Wherever the string "Global" appears in the listing, copy that line.
Begin
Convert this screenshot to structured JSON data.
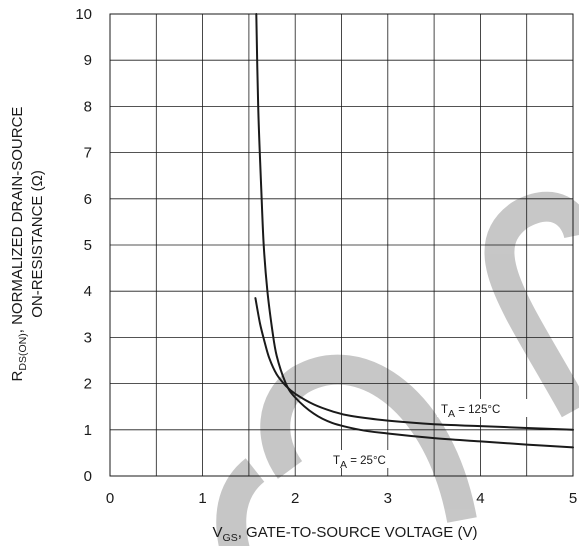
{
  "chart_data": {
    "type": "line",
    "xlim": [
      0,
      5
    ],
    "ylim": [
      0,
      10
    ],
    "x_ticks": [
      "0",
      "1",
      "2",
      "3",
      "4",
      "5"
    ],
    "y_ticks": [
      "0",
      "1",
      "2",
      "3",
      "4",
      "5",
      "6",
      "7",
      "8",
      "9",
      "10"
    ],
    "grid": true,
    "xlabel": {
      "main": "V",
      "sub": "GS",
      "rest": ", GATE-TO-SOURCE VOLTAGE (V)"
    },
    "ylabel": {
      "line1_main": "R",
      "line1_sub": "DS(ON)",
      "line1_rest": ", NORMALIZED DRAIN-SOURCE",
      "line2": "ON-RESISTANCE (Ω)"
    },
    "series": [
      {
        "label_main": "T",
        "label_sub": "A",
        "label_rest": " = 25°C",
        "x": [
          1.58,
          1.6,
          1.63,
          1.66,
          1.7,
          1.75,
          1.8,
          1.9,
          2.0,
          2.2,
          2.4,
          2.7,
          3.0,
          3.5,
          4.0,
          4.5,
          5.0
        ],
        "y": [
          10.0,
          8.0,
          6.4,
          5.0,
          4.0,
          3.2,
          2.6,
          2.0,
          1.7,
          1.35,
          1.15,
          1.0,
          0.92,
          0.82,
          0.75,
          0.68,
          0.62
        ]
      },
      {
        "label_main": "T",
        "label_sub": "A",
        "label_rest": " = 125°C",
        "x": [
          1.57,
          1.62,
          1.67,
          1.72,
          1.8,
          1.9,
          2.0,
          2.2,
          2.4,
          2.6,
          3.0,
          3.5,
          4.0,
          4.5,
          5.0
        ],
        "y": [
          3.85,
          3.3,
          2.9,
          2.55,
          2.2,
          1.95,
          1.78,
          1.55,
          1.4,
          1.3,
          1.2,
          1.12,
          1.08,
          1.04,
          1.0
        ]
      }
    ],
    "colors": {
      "line": "#1a1a1a",
      "grid": "#1a1a1a",
      "watermark": "#999999"
    }
  }
}
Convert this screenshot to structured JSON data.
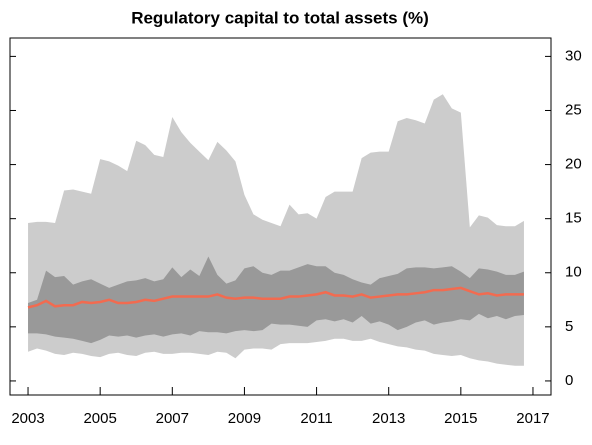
{
  "chart_data": {
    "type": "fan",
    "title": "Regulatory capital to total assets (%)",
    "x": [
      2003,
      2003.25,
      2003.5,
      2003.75,
      2004,
      2004.25,
      2004.5,
      2004.75,
      2005,
      2005.25,
      2005.5,
      2005.75,
      2006,
      2006.25,
      2006.5,
      2006.75,
      2007,
      2007.25,
      2007.5,
      2007.75,
      2008,
      2008.25,
      2008.5,
      2008.75,
      2009,
      2009.25,
      2009.5,
      2009.75,
      2010,
      2010.25,
      2010.5,
      2010.75,
      2011,
      2011.25,
      2011.5,
      2011.75,
      2012,
      2012.25,
      2012.5,
      2012.75,
      2013,
      2013.25,
      2013.5,
      2013.75,
      2014,
      2014.25,
      2014.5,
      2014.75,
      2015,
      2015.25,
      2015.5,
      2015.75,
      2016,
      2016.25,
      2016.5,
      2016.75
    ],
    "bands": [
      {
        "color": "#cccccc",
        "upper": [
          14.6,
          14.7,
          14.7,
          14.6,
          17.6,
          17.7,
          17.5,
          17.3,
          20.5,
          20.3,
          19.9,
          19.4,
          22.2,
          21.8,
          20.9,
          20.7,
          24.4,
          23.0,
          22.0,
          21.2,
          20.4,
          22.1,
          21.3,
          20.3,
          17.2,
          15.4,
          14.9,
          14.6,
          14.3,
          16.3,
          15.4,
          15.5,
          15.0,
          17.0,
          17.5,
          17.5,
          17.5,
          20.6,
          21.1,
          21.2,
          21.2,
          24.0,
          24.3,
          24.1,
          23.8,
          26.0,
          26.5,
          25.2,
          24.8,
          14.2,
          15.3,
          15.1,
          14.4,
          14.3,
          14.3,
          14.8
        ],
        "lower": [
          2.7,
          3.0,
          2.8,
          2.5,
          2.4,
          2.6,
          2.5,
          2.3,
          2.2,
          2.5,
          2.6,
          2.4,
          2.3,
          2.6,
          2.7,
          2.5,
          2.5,
          2.6,
          2.6,
          2.5,
          2.4,
          2.7,
          2.6,
          2.1,
          2.9,
          3.0,
          3.0,
          2.9,
          3.4,
          3.5,
          3.5,
          3.5,
          3.6,
          3.7,
          3.9,
          3.9,
          3.7,
          3.7,
          3.9,
          3.6,
          3.4,
          3.2,
          3.1,
          2.9,
          2.8,
          2.5,
          2.4,
          2.3,
          2.4,
          2.1,
          1.9,
          1.8,
          1.6,
          1.5,
          1.4,
          1.4
        ]
      },
      {
        "color": "#999999",
        "upper": [
          7.2,
          7.5,
          10.2,
          9.6,
          9.7,
          8.9,
          9.2,
          9.4,
          9.0,
          8.6,
          8.9,
          9.2,
          9.3,
          9.5,
          9.2,
          9.4,
          10.5,
          9.6,
          10.3,
          9.7,
          11.5,
          9.8,
          9.0,
          9.3,
          10.4,
          10.6,
          10.0,
          9.8,
          10.2,
          10.2,
          10.5,
          10.8,
          10.6,
          10.6,
          10.0,
          9.8,
          9.4,
          9.1,
          8.9,
          9.5,
          9.7,
          9.9,
          10.4,
          10.5,
          10.5,
          10.4,
          10.5,
          10.6,
          10.1,
          9.5,
          10.4,
          10.3,
          10.1,
          9.8,
          9.8,
          10.1
        ],
        "lower": [
          4.4,
          4.4,
          4.3,
          4.1,
          4.0,
          3.9,
          3.7,
          3.5,
          3.8,
          4.2,
          4.1,
          4.2,
          4.0,
          4.2,
          4.3,
          4.1,
          4.3,
          4.4,
          4.2,
          4.6,
          4.5,
          4.5,
          4.4,
          4.6,
          4.7,
          4.6,
          4.7,
          5.3,
          5.2,
          5.2,
          5.1,
          5.0,
          5.6,
          5.7,
          5.5,
          5.7,
          5.4,
          6.0,
          5.3,
          5.5,
          5.2,
          4.7,
          5.0,
          5.4,
          5.6,
          5.2,
          5.4,
          5.5,
          5.7,
          5.6,
          6.2,
          5.8,
          6.0,
          5.7,
          6.0,
          6.1
        ]
      }
    ],
    "series": [
      {
        "color": "#f26b50",
        "values": [
          6.8,
          7.0,
          7.4,
          6.9,
          7.0,
          7.0,
          7.3,
          7.2,
          7.3,
          7.5,
          7.2,
          7.2,
          7.3,
          7.5,
          7.4,
          7.6,
          7.8,
          7.8,
          7.8,
          7.8,
          7.8,
          8.0,
          7.7,
          7.6,
          7.7,
          7.7,
          7.6,
          7.6,
          7.6,
          7.8,
          7.8,
          7.9,
          8.0,
          8.2,
          7.9,
          7.9,
          7.8,
          8.0,
          7.7,
          7.8,
          7.9,
          8.0,
          8.0,
          8.1,
          8.2,
          8.4,
          8.4,
          8.5,
          8.6,
          8.3,
          8.0,
          8.1,
          7.9,
          8.0,
          8.0,
          8.0
        ]
      }
    ],
    "xlim": [
      2002.5,
      2017.5
    ],
    "xticks": [
      2003,
      2005,
      2007,
      2009,
      2011,
      2013,
      2015,
      2017
    ],
    "ylim": [
      -1.3,
      31.7
    ],
    "yticks": [
      0,
      5,
      10,
      15,
      20,
      25,
      30
    ]
  }
}
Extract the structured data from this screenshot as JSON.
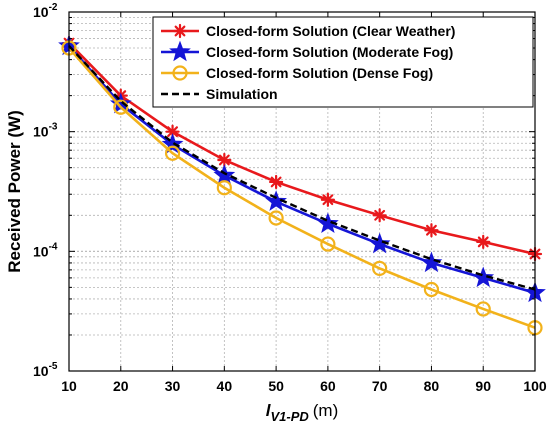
{
  "chart_data": {
    "type": "line",
    "title": "",
    "xlabel": {
      "main": "l",
      "subscript": "V1-PD",
      "unit": "(m)"
    },
    "ylabel": "Received Power (W)",
    "xlim": [
      10,
      100
    ],
    "ylim": [
      1e-05,
      0.01
    ],
    "yscale": "log",
    "grid": true,
    "legend_position": "top-right",
    "x": [
      10,
      20,
      30,
      40,
      50,
      60,
      70,
      80,
      90,
      100
    ],
    "x_tick_labels": [
      "10",
      "20",
      "30",
      "40",
      "50",
      "60",
      "70",
      "80",
      "90",
      "100"
    ],
    "y_tick_labels": [
      {
        "base": "10",
        "exp": "-5"
      },
      {
        "base": "10",
        "exp": "-4"
      },
      {
        "base": "10",
        "exp": "-3"
      },
      {
        "base": "10",
        "exp": "-2"
      }
    ],
    "series": [
      {
        "name": "Closed-form Solution (Clear Weather)",
        "color": "#e8191c",
        "marker": "asterisk",
        "values": [
          0.0055,
          0.002,
          0.001,
          0.00058,
          0.00038,
          0.00027,
          0.0002,
          0.00015,
          0.00012,
          9.5e-05
        ]
      },
      {
        "name": "Closed-form Solution (Moderate Fog)",
        "color": "#1515d6",
        "marker": "star",
        "values": [
          0.0052,
          0.0017,
          0.00078,
          0.00043,
          0.00026,
          0.00017,
          0.000115,
          8e-05,
          6e-05,
          4.5e-05
        ]
      },
      {
        "name": "Closed-form Solution (Dense Fog)",
        "color": "#f2b21b",
        "marker": "circle",
        "values": [
          0.005,
          0.0016,
          0.00066,
          0.00034,
          0.00019,
          0.000115,
          7.2e-05,
          4.8e-05,
          3.3e-05,
          2.3e-05
        ]
      },
      {
        "name": "Simulation",
        "color": "#000000",
        "marker": "none",
        "dashed": true,
        "values": [
          0.0052,
          0.0018,
          0.00081,
          0.00045,
          0.00028,
          0.00018,
          0.000123,
          8.6e-05,
          6.3e-05,
          4.8e-05
        ]
      }
    ]
  }
}
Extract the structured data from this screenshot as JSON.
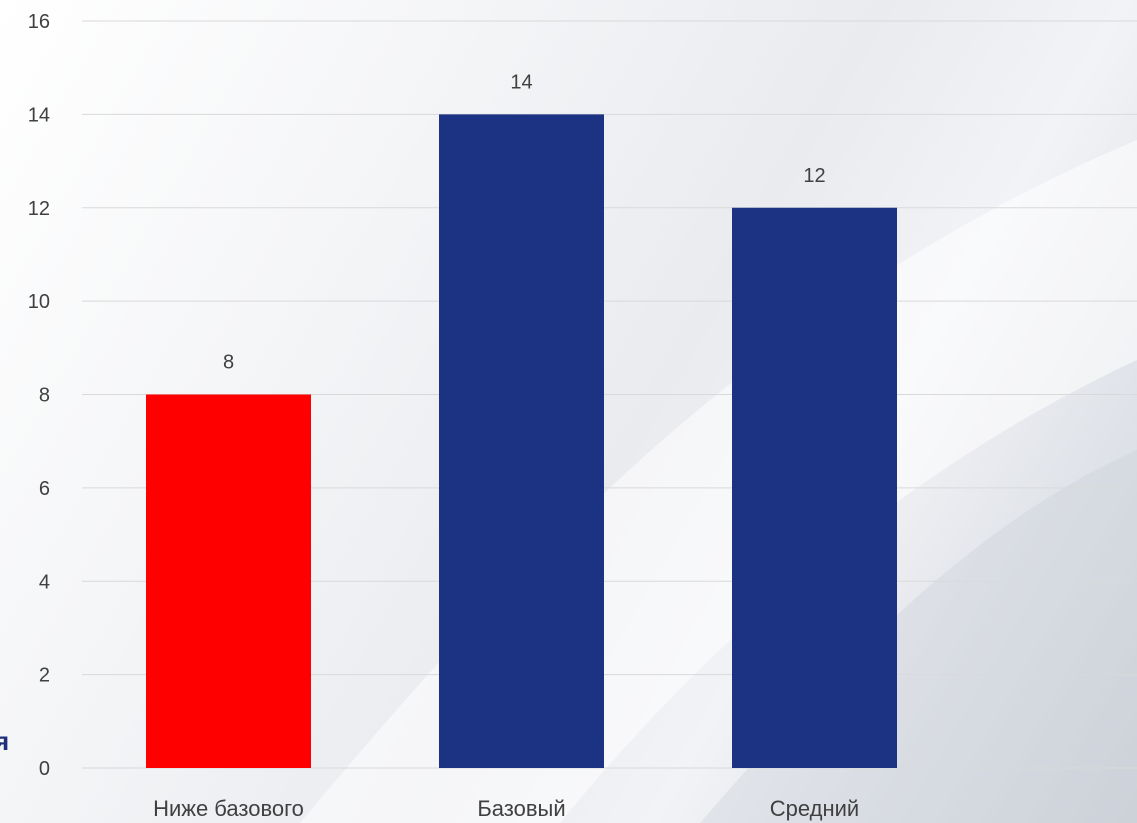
{
  "fragment_text": "я",
  "colors": {
    "highlight": "#ff0000",
    "bar": "#1c3282",
    "grid": "#d9d9d9",
    "text": "#404040"
  },
  "chart_data": {
    "type": "bar",
    "title": "",
    "xlabel": "",
    "ylabel": "",
    "categories": [
      "Ниже базового",
      "Базовый",
      "Средний"
    ],
    "values": [
      8,
      14,
      12
    ],
    "bar_colors": [
      "#ff0000",
      "#1c3282",
      "#1c3282"
    ],
    "data_labels": [
      "8",
      "14",
      "12"
    ],
    "ylim": [
      0,
      16
    ],
    "yticks": [
      "0",
      "2",
      "4",
      "6",
      "8",
      "10",
      "12",
      "14",
      "16"
    ],
    "grid": true,
    "legend": "none"
  }
}
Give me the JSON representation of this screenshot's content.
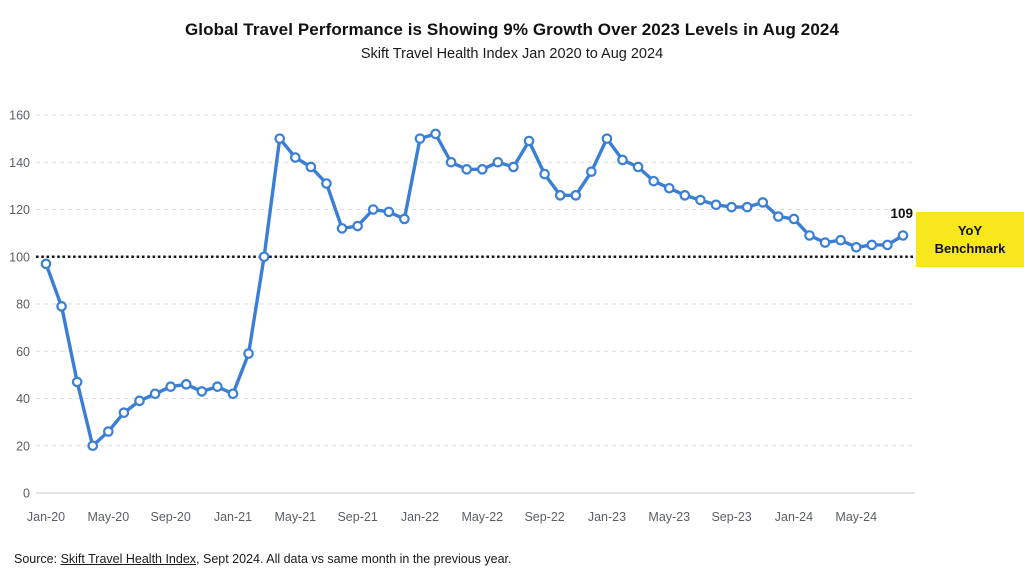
{
  "title": "Global Travel Performance is Showing 9% Growth Over 2023 Levels in Aug 2024",
  "subtitle": "Skift Travel Health Index Jan 2020 to Aug 2024",
  "last_point_label": "109",
  "benchmark": {
    "label": "YoY Benchmark",
    "value": 100,
    "box_color": "#f8e71c",
    "line_color": "#141414"
  },
  "source": {
    "prefix": "Source: ",
    "link": "Skift Travel Health Index",
    "suffix": ", Sept 2024. All data vs same month in the previous year."
  },
  "chart_data": {
    "type": "line",
    "title": "Global Travel Performance is Showing 9% Growth Over 2023 Levels in Aug 2024",
    "subtitle": "Skift Travel Health Index Jan 2020 to Aug 2024",
    "x": [
      "Jan-20",
      "Feb-20",
      "Mar-20",
      "Apr-20",
      "May-20",
      "Jun-20",
      "Jul-20",
      "Aug-20",
      "Sep-20",
      "Oct-20",
      "Nov-20",
      "Dec-20",
      "Jan-21",
      "Feb-21",
      "Mar-21",
      "Apr-21",
      "May-21",
      "Jun-21",
      "Jul-21",
      "Aug-21",
      "Sep-21",
      "Oct-21",
      "Nov-21",
      "Dec-21",
      "Jan-22",
      "Feb-22",
      "Mar-22",
      "Apr-22",
      "May-22",
      "Jun-22",
      "Jul-22",
      "Aug-22",
      "Sep-22",
      "Oct-22",
      "Nov-22",
      "Dec-22",
      "Jan-23",
      "Feb-23",
      "Mar-23",
      "Apr-23",
      "May-23",
      "Jun-23",
      "Jul-23",
      "Aug-23",
      "Sep-23",
      "Oct-23",
      "Nov-23",
      "Dec-23",
      "Jan-24",
      "Feb-24",
      "Mar-24",
      "Apr-24",
      "May-24",
      "Jun-24",
      "Jul-24",
      "Aug-24"
    ],
    "values": [
      97,
      79,
      47,
      20,
      26,
      34,
      39,
      42,
      45,
      46,
      43,
      45,
      42,
      59,
      100,
      150,
      142,
      138,
      131,
      112,
      113,
      120,
      119,
      116,
      150,
      152,
      140,
      137,
      137,
      140,
      138,
      149,
      135,
      126,
      126,
      136,
      150,
      141,
      138,
      132,
      129,
      126,
      124,
      122,
      121,
      121,
      123,
      117,
      116,
      109,
      106,
      107,
      104,
      105,
      105,
      109
    ],
    "x_tick_labels": [
      "Jan-20",
      "May-20",
      "Sep-20",
      "Jan-21",
      "May-21",
      "Sep-21",
      "Jan-22",
      "May-22",
      "Sep-22",
      "Jan-23",
      "May-23",
      "Sep-23",
      "Jan-24",
      "May-24"
    ],
    "x_tick_every": 4,
    "y_ticks": [
      0,
      20,
      40,
      60,
      80,
      100,
      120,
      140,
      160
    ],
    "ylim": [
      0,
      160
    ],
    "benchmark_line": 100,
    "grid": "horizontal-dashed",
    "legend_position": "none",
    "line_color": "#3a7fd5",
    "marker": "open-circle",
    "marker_fill": "#ffffff",
    "grid_color": "#d9dcdf",
    "axis_label_color": "#5b5f63",
    "last_value_annotation": "109"
  }
}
End
### EXPECTED ANSWER
  "title": "Global Travel Performance is Showing 9% Growth Over 2023 Levels in Aug 2024",
    "title": "Global Travel Performance is Showing 9% Growth Over 2023 Levels in Aug 2024",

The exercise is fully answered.